* TASK GOAL *
Copy all lines below exactly as written. Leave pictures out.

* Saved data entries *

= = = = =

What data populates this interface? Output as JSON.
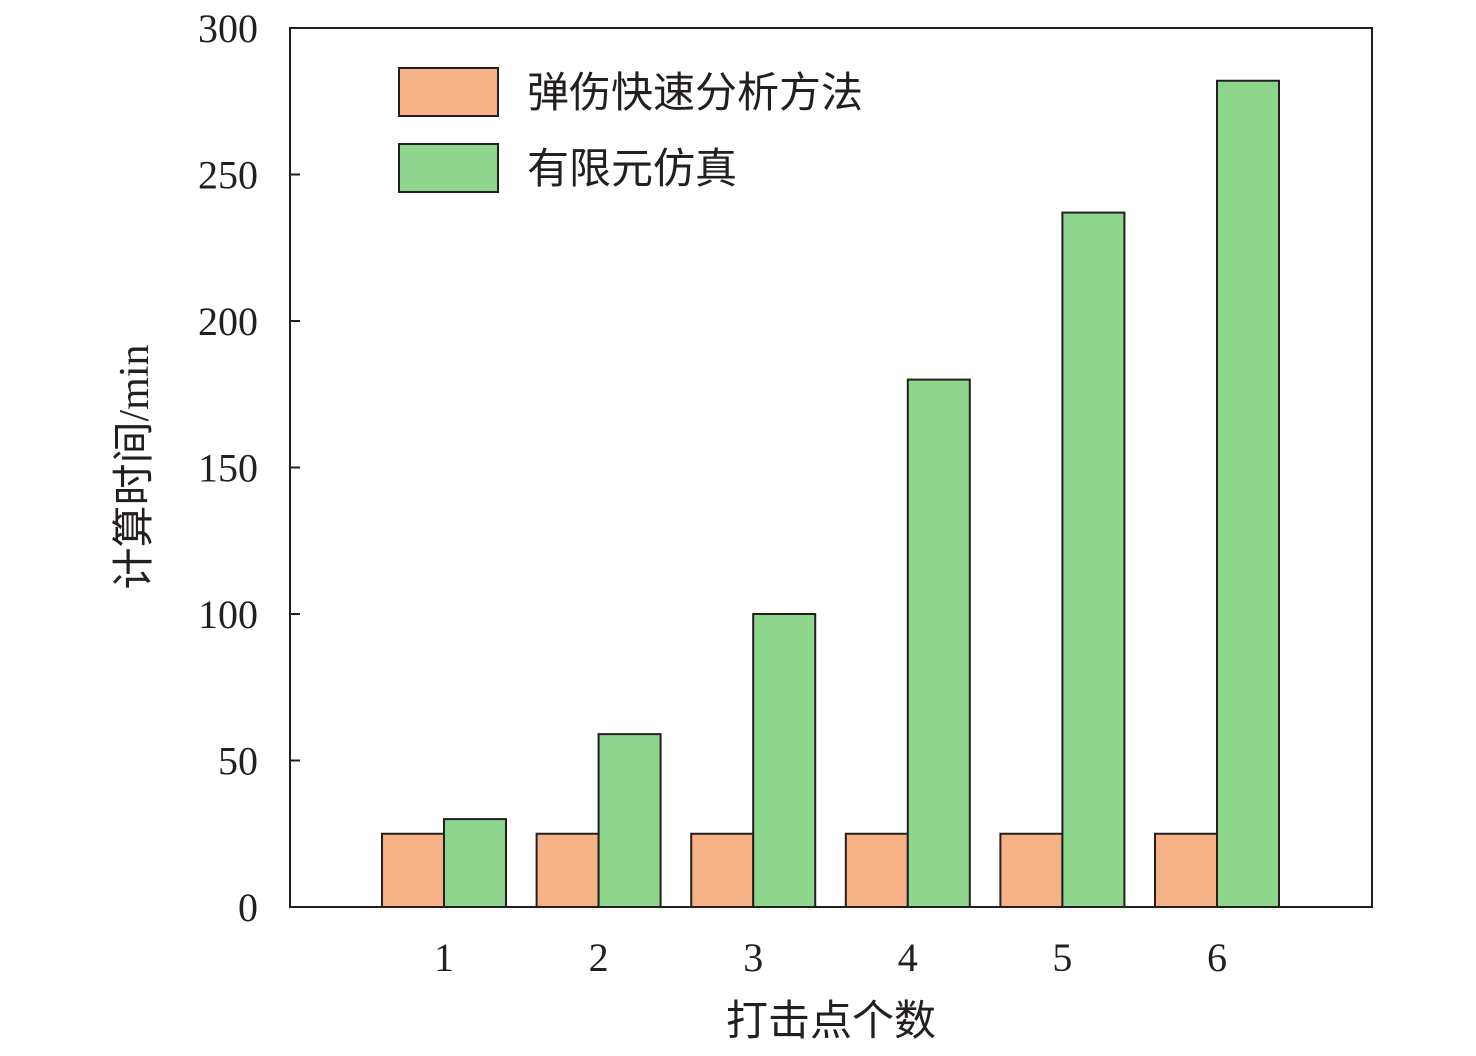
{
  "chart_data": {
    "type": "bar",
    "title": "",
    "xlabel": "打击点个数",
    "ylabel": "计算时间/min",
    "categories": [
      "1",
      "2",
      "3",
      "4",
      "5",
      "6"
    ],
    "series": [
      {
        "name": "弹伤快速分析方法",
        "color": "#f6b286",
        "values": [
          25,
          25,
          25,
          25,
          25,
          25
        ]
      },
      {
        "name": "有限元仿真",
        "color": "#8ed68e",
        "values": [
          30,
          59,
          100,
          180,
          237,
          282
        ]
      }
    ],
    "ylim": [
      0,
      300
    ],
    "yticks": [
      0,
      50,
      100,
      150,
      200,
      250,
      300
    ],
    "grid": false,
    "legend_position": "top-left"
  }
}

= = = = =

* RESULT OF THE TASK *
What data populates this interface? Output as JSON.
{
  "chart_data": {
    "type": "bar",
    "title": "",
    "xlabel": "打击点个数",
    "ylabel": "计算时间/min",
    "categories": [
      "1",
      "2",
      "3",
      "4",
      "5",
      "6"
    ],
    "series": [
      {
        "name": "弹伤快速分析方法",
        "color": "#f6b286",
        "values": [
          25,
          25,
          25,
          25,
          25,
          25
        ]
      },
      {
        "name": "有限元仿真",
        "color": "#8ed68e",
        "values": [
          30,
          59,
          100,
          180,
          237,
          282
        ]
      }
    ],
    "ylim": [
      0,
      300
    ],
    "yticks": [
      0,
      50,
      100,
      150,
      200,
      250,
      300
    ],
    "grid": false,
    "legend_position": "top-left"
  }
}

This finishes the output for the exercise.